Records for the task:
....
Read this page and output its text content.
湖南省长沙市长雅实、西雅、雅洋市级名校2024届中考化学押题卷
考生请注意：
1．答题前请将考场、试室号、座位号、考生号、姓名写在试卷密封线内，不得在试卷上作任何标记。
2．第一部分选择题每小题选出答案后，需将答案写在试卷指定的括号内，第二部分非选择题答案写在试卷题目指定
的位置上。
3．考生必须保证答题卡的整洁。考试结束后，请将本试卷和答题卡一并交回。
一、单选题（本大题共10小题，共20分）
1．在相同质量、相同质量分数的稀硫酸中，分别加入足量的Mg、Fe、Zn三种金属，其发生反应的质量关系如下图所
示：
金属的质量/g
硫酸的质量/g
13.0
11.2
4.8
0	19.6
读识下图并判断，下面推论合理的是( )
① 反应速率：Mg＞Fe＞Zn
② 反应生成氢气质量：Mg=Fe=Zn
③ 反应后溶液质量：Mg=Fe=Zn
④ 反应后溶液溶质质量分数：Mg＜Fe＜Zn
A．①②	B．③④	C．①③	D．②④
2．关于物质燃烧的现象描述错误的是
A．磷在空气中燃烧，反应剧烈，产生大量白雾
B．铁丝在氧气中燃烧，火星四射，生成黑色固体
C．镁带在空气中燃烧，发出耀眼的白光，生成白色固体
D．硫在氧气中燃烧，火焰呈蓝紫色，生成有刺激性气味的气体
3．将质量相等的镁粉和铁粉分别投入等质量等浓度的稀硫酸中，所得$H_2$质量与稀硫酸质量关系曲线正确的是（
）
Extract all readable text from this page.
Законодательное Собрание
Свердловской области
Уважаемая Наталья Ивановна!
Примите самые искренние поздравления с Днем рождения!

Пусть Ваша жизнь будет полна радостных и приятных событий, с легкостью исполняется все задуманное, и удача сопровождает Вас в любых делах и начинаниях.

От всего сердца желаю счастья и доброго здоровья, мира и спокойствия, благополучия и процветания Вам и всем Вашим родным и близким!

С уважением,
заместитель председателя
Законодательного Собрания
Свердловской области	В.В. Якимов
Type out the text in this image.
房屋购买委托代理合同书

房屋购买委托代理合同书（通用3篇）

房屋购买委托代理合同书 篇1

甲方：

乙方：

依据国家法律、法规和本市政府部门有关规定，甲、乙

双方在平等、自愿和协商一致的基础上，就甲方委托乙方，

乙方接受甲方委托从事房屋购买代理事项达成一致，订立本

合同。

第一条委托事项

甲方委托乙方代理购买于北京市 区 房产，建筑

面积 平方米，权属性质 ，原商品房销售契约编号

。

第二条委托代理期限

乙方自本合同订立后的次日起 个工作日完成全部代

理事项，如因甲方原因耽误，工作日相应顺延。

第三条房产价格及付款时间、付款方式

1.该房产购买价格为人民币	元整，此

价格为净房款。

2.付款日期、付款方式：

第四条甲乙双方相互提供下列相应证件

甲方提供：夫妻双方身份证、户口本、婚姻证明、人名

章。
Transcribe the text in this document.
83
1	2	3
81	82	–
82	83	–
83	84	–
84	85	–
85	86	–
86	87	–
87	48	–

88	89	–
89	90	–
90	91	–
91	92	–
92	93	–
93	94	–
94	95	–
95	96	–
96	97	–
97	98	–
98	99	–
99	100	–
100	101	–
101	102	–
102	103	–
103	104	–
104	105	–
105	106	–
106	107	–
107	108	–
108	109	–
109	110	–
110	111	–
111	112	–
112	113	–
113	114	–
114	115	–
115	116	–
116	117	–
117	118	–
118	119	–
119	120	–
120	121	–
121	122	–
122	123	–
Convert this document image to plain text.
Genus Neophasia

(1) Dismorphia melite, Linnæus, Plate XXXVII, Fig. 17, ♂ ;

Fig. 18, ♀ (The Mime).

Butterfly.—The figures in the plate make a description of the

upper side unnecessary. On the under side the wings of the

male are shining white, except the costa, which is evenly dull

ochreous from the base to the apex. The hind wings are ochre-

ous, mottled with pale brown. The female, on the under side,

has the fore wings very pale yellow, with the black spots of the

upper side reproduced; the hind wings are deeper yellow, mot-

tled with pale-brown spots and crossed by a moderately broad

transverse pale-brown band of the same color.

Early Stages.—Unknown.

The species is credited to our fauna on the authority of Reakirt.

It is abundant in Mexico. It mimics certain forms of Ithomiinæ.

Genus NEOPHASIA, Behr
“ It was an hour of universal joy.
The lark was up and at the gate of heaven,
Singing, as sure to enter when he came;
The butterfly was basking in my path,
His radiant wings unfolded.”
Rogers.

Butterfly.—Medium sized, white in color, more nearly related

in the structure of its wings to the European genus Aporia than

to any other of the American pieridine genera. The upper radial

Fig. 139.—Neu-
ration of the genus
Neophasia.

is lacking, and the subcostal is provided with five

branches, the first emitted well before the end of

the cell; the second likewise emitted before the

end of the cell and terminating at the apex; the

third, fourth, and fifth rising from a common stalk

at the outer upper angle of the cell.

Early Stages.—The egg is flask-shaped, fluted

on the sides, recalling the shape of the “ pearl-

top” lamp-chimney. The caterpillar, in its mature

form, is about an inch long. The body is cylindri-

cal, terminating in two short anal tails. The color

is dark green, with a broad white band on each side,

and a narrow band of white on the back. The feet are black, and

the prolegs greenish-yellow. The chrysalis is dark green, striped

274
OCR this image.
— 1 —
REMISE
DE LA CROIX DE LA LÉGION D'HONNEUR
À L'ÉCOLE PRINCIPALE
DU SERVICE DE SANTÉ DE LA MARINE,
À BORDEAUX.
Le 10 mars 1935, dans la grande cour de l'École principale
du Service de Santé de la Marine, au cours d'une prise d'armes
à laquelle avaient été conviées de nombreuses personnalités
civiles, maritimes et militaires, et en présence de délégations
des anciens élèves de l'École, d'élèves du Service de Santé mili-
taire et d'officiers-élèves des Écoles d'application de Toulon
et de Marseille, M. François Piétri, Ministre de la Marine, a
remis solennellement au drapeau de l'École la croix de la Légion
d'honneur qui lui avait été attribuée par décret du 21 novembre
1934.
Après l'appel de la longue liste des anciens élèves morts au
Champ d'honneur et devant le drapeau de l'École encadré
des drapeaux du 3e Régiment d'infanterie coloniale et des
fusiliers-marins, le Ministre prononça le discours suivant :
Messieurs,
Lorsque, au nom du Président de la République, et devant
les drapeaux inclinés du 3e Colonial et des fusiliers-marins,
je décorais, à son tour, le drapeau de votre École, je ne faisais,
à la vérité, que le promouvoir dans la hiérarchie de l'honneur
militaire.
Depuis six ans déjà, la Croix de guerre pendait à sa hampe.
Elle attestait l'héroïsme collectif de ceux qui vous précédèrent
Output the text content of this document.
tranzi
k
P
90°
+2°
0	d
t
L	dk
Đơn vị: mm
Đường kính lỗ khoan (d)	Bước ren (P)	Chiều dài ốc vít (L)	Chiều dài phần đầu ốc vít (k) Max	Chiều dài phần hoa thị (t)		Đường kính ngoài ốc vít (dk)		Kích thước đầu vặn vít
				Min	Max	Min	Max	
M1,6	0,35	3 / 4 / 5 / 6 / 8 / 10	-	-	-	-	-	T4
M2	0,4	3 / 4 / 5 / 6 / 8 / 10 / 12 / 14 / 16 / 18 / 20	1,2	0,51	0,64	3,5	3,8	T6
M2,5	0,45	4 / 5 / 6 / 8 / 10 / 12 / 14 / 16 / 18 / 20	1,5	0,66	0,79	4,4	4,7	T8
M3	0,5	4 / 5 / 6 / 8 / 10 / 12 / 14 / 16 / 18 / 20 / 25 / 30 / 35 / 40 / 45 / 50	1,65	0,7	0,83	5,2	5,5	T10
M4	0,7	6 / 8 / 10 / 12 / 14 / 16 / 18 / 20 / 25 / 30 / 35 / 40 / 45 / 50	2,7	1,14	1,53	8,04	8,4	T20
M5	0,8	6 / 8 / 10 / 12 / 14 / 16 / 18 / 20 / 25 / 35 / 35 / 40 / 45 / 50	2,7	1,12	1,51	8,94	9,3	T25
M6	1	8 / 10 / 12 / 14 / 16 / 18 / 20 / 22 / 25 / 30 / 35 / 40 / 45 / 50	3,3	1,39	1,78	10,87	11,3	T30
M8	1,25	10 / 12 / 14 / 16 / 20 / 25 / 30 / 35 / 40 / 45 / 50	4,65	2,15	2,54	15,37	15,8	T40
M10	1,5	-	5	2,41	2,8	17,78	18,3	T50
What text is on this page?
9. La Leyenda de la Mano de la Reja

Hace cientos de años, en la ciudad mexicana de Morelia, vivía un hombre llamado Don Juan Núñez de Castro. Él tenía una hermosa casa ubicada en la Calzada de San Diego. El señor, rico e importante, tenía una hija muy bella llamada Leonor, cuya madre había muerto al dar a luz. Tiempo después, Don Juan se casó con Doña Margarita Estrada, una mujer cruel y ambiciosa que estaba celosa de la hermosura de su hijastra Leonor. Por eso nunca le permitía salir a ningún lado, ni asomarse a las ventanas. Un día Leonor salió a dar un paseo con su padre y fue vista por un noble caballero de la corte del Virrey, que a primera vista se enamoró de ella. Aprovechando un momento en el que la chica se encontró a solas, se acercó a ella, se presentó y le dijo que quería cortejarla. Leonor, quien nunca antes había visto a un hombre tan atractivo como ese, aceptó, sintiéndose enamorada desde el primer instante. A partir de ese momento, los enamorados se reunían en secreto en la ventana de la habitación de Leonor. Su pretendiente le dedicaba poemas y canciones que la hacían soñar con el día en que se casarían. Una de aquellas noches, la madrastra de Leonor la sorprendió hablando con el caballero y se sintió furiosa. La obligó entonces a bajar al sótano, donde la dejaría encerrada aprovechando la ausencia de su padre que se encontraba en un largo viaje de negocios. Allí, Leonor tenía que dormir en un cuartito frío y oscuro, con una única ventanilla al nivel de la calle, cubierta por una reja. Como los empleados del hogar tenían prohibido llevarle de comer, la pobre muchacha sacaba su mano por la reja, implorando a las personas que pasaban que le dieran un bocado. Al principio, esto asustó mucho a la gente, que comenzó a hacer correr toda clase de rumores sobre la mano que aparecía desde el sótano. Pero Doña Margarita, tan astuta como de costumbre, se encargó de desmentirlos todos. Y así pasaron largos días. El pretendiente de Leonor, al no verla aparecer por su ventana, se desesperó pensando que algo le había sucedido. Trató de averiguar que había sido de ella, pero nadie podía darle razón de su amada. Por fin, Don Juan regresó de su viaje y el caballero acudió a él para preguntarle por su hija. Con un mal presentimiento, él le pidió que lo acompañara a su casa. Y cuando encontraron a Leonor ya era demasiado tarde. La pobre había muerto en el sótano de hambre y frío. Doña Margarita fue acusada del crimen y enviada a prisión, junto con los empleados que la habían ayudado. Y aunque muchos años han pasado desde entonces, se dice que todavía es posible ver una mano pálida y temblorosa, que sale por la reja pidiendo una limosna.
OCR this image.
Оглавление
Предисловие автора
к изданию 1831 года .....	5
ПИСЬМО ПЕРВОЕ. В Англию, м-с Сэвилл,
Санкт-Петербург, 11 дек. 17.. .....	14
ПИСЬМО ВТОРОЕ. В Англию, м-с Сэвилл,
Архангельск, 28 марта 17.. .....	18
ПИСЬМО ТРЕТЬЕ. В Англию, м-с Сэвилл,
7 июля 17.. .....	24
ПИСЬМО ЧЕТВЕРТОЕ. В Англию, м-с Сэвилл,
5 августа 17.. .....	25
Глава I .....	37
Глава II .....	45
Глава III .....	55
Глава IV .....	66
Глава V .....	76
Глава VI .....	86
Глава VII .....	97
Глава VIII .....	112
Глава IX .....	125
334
....
What is expected: Pull out every line of the entries that includes the word "Сэвилл".

Task response:
ПИСЬМО ПЕРВОЕ. В Англию, м-с Сэвилл,
ПИСЬМО ВТОРОЕ. В Англию, м-с Сэвилл,
ПИСЬМО ТРЕТЬЕ. В Англию, м-с Сэвилл,
ПИСЬМО ЧЕТВЕРТОЕ. В Англию, м-с Сэвилл,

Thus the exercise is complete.